Task brief: Search the records below for the word "color". Pull out each line that has it.
+++ Data for processing
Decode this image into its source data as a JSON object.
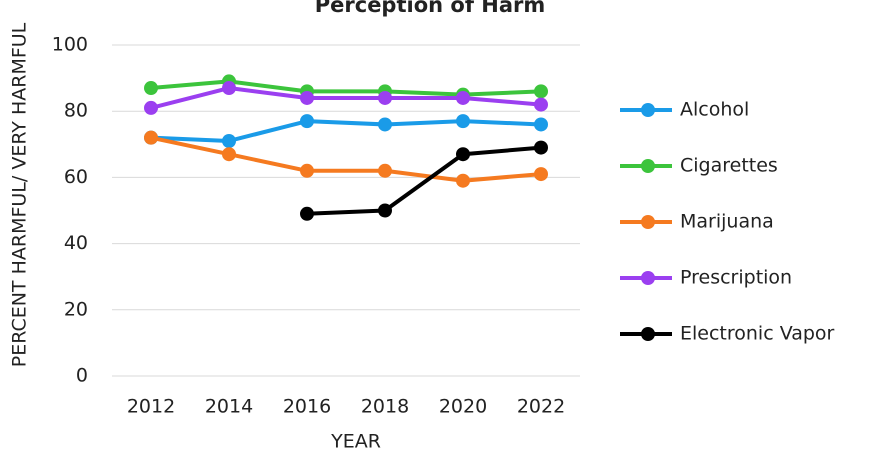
{
  "chart_data": {
    "type": "line",
    "title": "Perception of Harm",
    "x_label": "YEAR",
    "y_label": "PERCENT HARMFUL/ VERY HARMFUL",
    "categories": [
      "2012",
      "2014",
      "2016",
      "2018",
      "2020",
      "2022"
    ],
    "series": [
      {
        "name": "Alcohol",
        "color": "#1a9be8",
        "values": [
          72,
          71,
          77,
          76,
          77,
          76
        ]
      },
      {
        "name": "Cigarettes",
        "color": "#3cc43c",
        "values": [
          87,
          89,
          86,
          86,
          85,
          86
        ]
      },
      {
        "name": "Marijuana",
        "color": "#f57a20",
        "values": [
          72,
          67,
          62,
          62,
          59,
          61
        ]
      },
      {
        "name": "Prescription",
        "color": "#9b3ff0",
        "values": [
          81,
          87,
          84,
          84,
          84,
          82
        ]
      },
      {
        "name": "Electronic Vapor",
        "color": "#000000",
        "values": [
          null,
          null,
          49,
          50,
          67,
          69
        ]
      }
    ],
    "ylim": [
      0,
      100
    ],
    "yticks": [
      0,
      20,
      40,
      60,
      80,
      100
    ],
    "grid": true,
    "legend": "right"
  }
}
++++++
The answer:
        "color": "#1a9be8",
        "color": "#3cc43c",
        "color": "#f57a20",
        "color": "#9b3ff0",
        "color": "#000000",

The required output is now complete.